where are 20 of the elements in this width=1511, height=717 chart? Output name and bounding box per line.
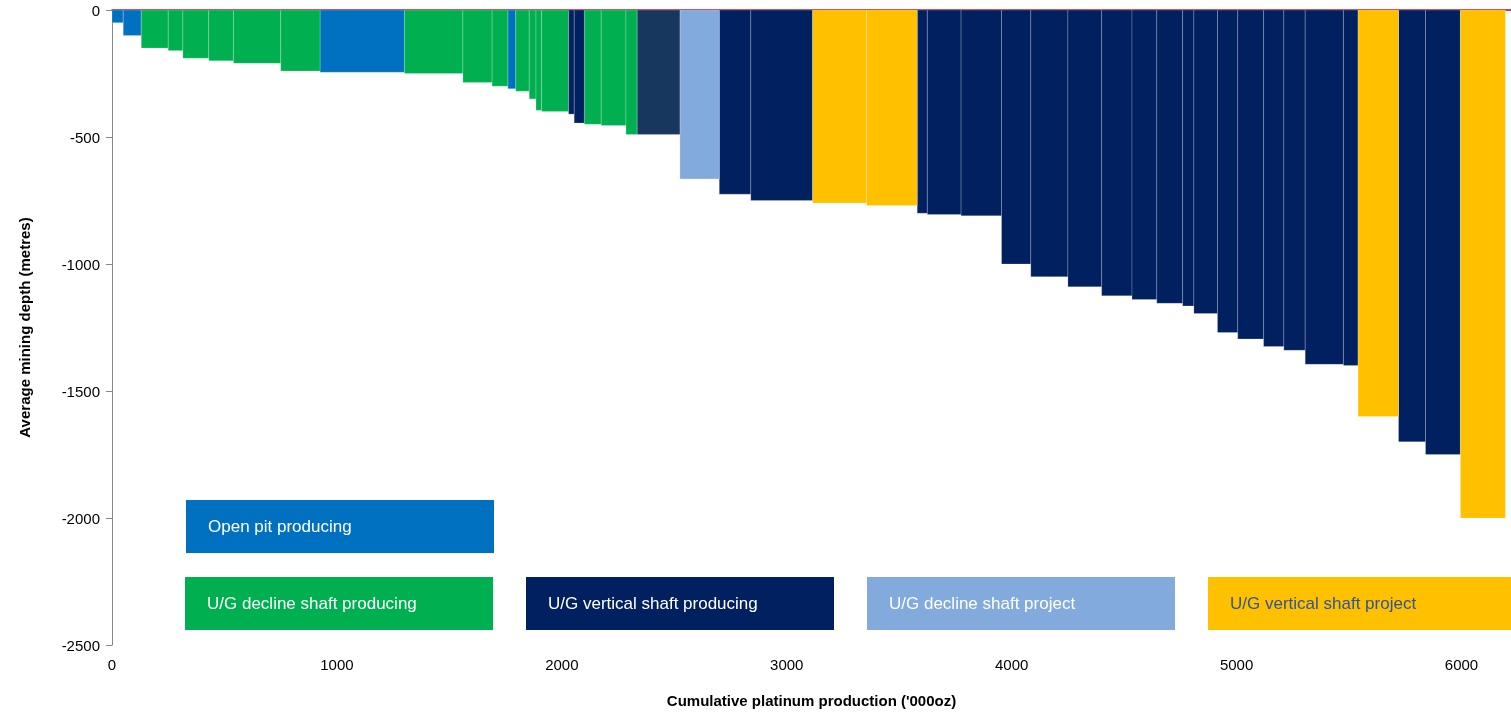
x-tick-label: 6000 (1444, 656, 1479, 673)
x-tick-label: 5000 (1219, 656, 1254, 673)
x-tick-label: 0 (107, 656, 117, 673)
text: U/G vertical shaft producing (548, 593, 758, 613)
x-tick-label: 1000 (320, 656, 354, 673)
y-tick-label: -500 (69, 128, 100, 146)
y-axis-title: Average mining depth (metres) (16, 217, 33, 438)
text: U/G decline shaft project (889, 593, 1076, 613)
y-tick-label: -2000 (61, 509, 100, 527)
text: Open pit producing (208, 516, 352, 536)
text: U/G vertical shaft project (1230, 593, 1417, 613)
x-axis-title: Cumulative platinum production ('000oz) (666, 692, 957, 709)
y-tick-label: 0 (91, 1, 100, 19)
x-tick-label: 4000 (994, 656, 1029, 673)
x-tick-label: 2000 (545, 656, 579, 673)
x-tick-label: 3000 (770, 656, 804, 673)
text: U/G decline shaft producing (207, 593, 417, 613)
y-tick-label: -1000 (61, 255, 100, 273)
y-tick-label: -1500 (61, 382, 100, 400)
y-tick-label: -2500 (61, 636, 100, 654)
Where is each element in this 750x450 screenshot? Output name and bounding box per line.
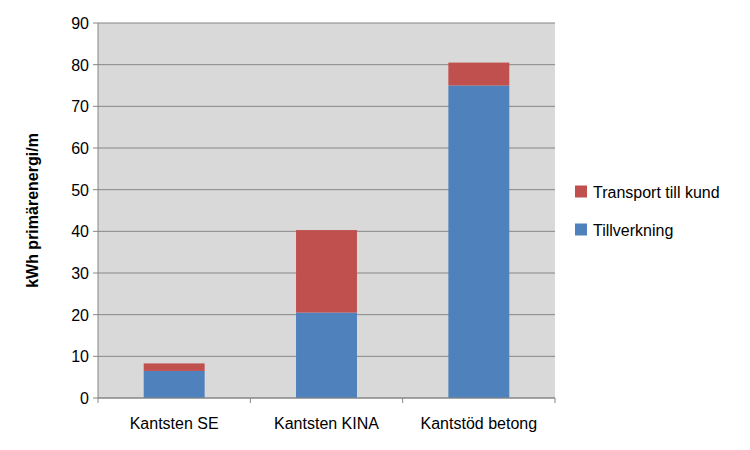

Problem details: Transcribe the rows from the start of the records through the line containing "y-tick-label: -1000 (61, 255, 100, 273)", inclusive, and leave the pictures out.

In response:
where are 20 of the elements in this width=1511, height=717 chart? Output name and bounding box per line.
x-tick-label: 6000 (1444, 656, 1479, 673)
x-tick-label: 5000 (1219, 656, 1254, 673)
x-tick-label: 0 (107, 656, 117, 673)
text: U/G vertical shaft producing (548, 593, 758, 613)
x-tick-label: 1000 (320, 656, 354, 673)
y-tick-label: -500 (69, 128, 100, 146)
y-axis-title: Average mining depth (metres) (16, 217, 33, 438)
text: U/G decline shaft project (889, 593, 1076, 613)
y-tick-label: -2000 (61, 509, 100, 527)
text: Open pit producing (208, 516, 352, 536)
text: U/G vertical shaft project (1230, 593, 1417, 613)
x-axis-title: Cumulative platinum production ('000oz) (666, 692, 957, 709)
y-tick-label: 0 (91, 1, 100, 19)
x-tick-label: 4000 (994, 656, 1029, 673)
x-tick-label: 2000 (545, 656, 579, 673)
x-tick-label: 3000 (770, 656, 804, 673)
text: U/G decline shaft producing (207, 593, 417, 613)
y-tick-label: -1000 (61, 255, 100, 273)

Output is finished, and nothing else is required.